▶ _Task requirements_
Below are some records. Copy every line in them that holds "text".

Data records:

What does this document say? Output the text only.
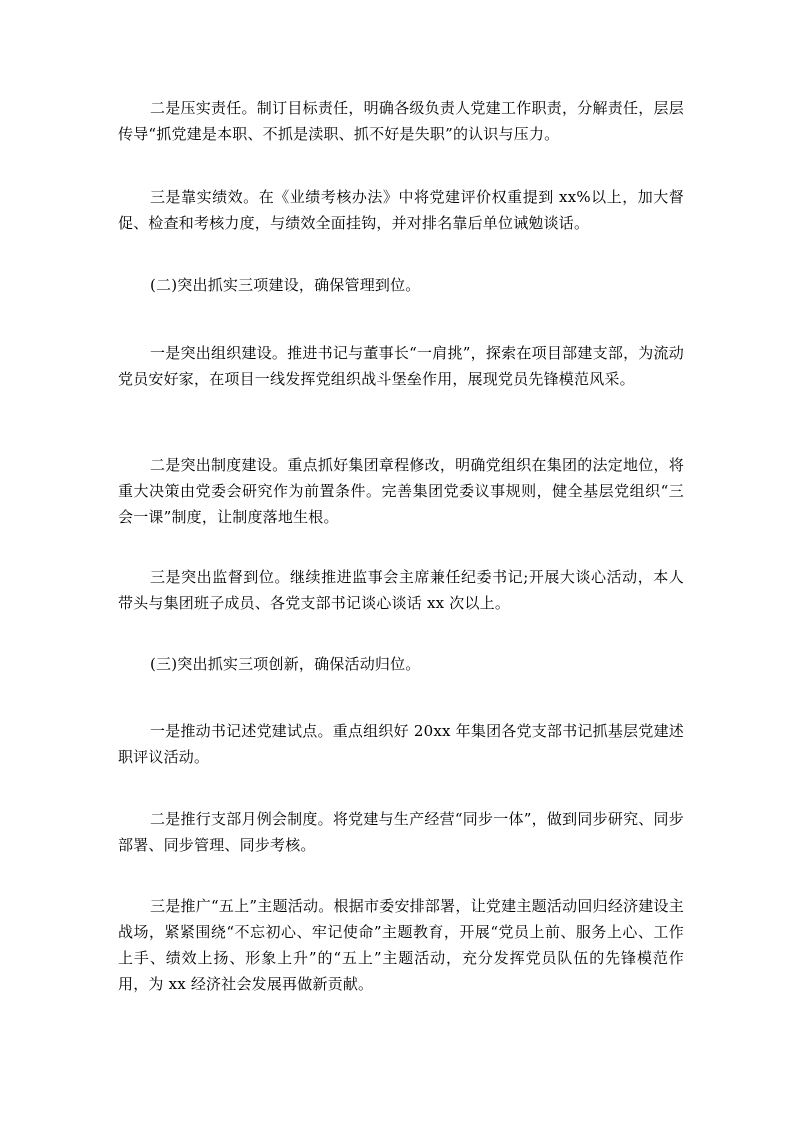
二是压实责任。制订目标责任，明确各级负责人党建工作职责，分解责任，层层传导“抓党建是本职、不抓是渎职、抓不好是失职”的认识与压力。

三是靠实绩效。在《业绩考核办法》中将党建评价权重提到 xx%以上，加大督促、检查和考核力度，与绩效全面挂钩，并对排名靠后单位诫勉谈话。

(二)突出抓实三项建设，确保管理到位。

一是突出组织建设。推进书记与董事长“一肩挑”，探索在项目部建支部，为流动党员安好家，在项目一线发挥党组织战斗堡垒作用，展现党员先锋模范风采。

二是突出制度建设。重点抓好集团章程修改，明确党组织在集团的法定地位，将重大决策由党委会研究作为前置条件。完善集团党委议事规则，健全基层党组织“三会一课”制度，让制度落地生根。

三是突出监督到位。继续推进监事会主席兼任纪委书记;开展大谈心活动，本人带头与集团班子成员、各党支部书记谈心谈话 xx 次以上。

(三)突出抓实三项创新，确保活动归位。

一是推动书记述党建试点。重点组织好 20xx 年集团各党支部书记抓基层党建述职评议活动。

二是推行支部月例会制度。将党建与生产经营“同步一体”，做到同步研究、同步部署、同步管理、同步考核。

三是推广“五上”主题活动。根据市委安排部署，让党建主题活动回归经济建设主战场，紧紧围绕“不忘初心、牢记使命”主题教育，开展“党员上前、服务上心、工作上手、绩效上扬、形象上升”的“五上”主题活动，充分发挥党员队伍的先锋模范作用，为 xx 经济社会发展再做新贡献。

==

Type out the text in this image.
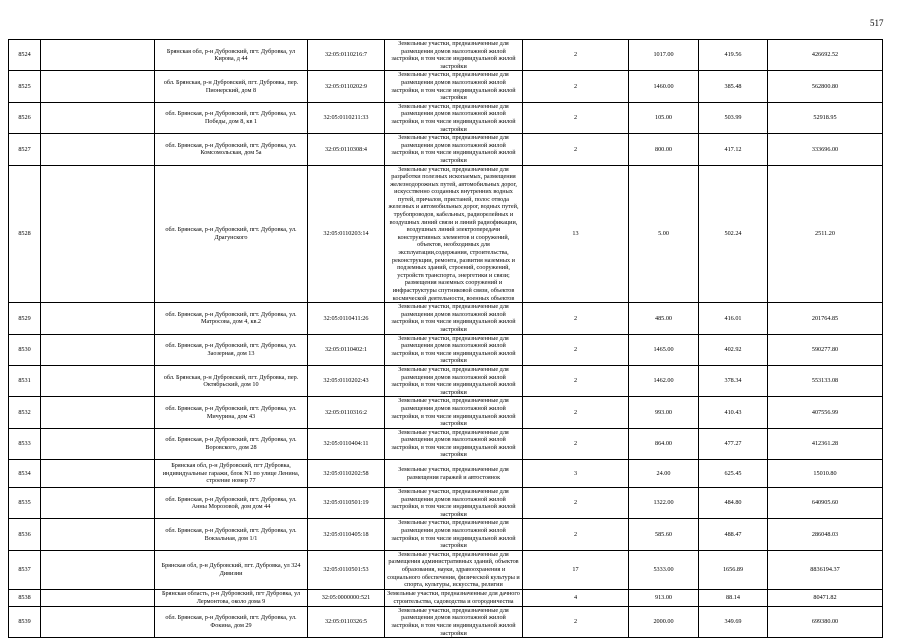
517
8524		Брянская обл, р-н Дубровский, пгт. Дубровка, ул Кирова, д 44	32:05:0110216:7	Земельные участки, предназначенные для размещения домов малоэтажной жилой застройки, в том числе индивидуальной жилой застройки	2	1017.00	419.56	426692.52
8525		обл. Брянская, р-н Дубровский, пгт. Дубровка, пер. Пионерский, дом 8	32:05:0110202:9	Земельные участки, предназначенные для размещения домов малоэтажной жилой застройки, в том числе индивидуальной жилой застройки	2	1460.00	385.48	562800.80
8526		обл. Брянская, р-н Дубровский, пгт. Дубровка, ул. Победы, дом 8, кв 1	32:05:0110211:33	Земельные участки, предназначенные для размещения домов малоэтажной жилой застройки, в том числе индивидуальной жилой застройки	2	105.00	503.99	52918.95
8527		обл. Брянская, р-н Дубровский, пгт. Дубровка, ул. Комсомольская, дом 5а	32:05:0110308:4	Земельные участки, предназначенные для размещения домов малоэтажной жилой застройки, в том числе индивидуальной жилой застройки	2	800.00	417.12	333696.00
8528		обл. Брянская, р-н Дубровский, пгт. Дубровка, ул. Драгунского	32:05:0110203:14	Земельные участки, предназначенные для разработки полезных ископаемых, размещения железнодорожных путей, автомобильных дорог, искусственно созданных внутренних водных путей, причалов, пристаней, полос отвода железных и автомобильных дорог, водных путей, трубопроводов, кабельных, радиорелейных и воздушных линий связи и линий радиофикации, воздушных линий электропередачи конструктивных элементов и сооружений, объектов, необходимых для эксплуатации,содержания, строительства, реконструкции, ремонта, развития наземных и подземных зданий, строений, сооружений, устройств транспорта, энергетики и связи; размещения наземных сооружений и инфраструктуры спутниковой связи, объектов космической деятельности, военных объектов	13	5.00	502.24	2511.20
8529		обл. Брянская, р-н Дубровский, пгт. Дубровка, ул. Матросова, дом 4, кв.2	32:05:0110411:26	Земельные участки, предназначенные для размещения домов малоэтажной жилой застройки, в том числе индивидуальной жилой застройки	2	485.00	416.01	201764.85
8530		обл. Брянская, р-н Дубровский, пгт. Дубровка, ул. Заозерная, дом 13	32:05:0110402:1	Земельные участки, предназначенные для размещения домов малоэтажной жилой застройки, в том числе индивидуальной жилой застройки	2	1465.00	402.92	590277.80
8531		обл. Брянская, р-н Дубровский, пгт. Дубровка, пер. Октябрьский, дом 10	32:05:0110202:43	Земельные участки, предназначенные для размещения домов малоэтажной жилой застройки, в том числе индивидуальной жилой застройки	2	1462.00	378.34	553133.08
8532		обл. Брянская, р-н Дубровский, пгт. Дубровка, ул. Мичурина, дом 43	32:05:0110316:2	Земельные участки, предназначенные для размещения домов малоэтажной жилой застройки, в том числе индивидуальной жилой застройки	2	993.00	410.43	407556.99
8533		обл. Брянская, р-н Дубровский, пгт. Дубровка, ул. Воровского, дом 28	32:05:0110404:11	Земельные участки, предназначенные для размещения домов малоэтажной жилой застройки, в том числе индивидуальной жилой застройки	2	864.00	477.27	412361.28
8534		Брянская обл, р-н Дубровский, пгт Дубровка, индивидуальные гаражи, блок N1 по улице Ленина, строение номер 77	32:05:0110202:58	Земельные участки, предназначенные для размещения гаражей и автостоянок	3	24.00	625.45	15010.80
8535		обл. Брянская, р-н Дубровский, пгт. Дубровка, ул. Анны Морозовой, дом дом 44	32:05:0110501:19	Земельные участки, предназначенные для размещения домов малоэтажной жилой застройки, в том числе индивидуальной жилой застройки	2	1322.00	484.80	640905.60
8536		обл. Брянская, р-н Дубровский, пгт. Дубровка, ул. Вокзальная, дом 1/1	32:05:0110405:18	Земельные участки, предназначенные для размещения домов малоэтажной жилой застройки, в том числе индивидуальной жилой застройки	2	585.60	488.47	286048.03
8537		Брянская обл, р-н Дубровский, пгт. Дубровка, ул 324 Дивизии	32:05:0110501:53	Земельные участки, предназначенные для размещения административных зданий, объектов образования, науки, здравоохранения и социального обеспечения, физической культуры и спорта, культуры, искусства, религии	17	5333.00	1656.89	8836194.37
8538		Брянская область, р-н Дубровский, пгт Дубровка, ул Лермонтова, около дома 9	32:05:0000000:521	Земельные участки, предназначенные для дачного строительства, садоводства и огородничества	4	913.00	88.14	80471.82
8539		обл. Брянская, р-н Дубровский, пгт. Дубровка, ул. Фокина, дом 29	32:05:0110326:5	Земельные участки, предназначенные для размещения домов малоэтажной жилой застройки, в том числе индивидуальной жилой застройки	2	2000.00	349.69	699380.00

▶ _Full answer_
What does this document say? Output the text only.
Type out the text in this image.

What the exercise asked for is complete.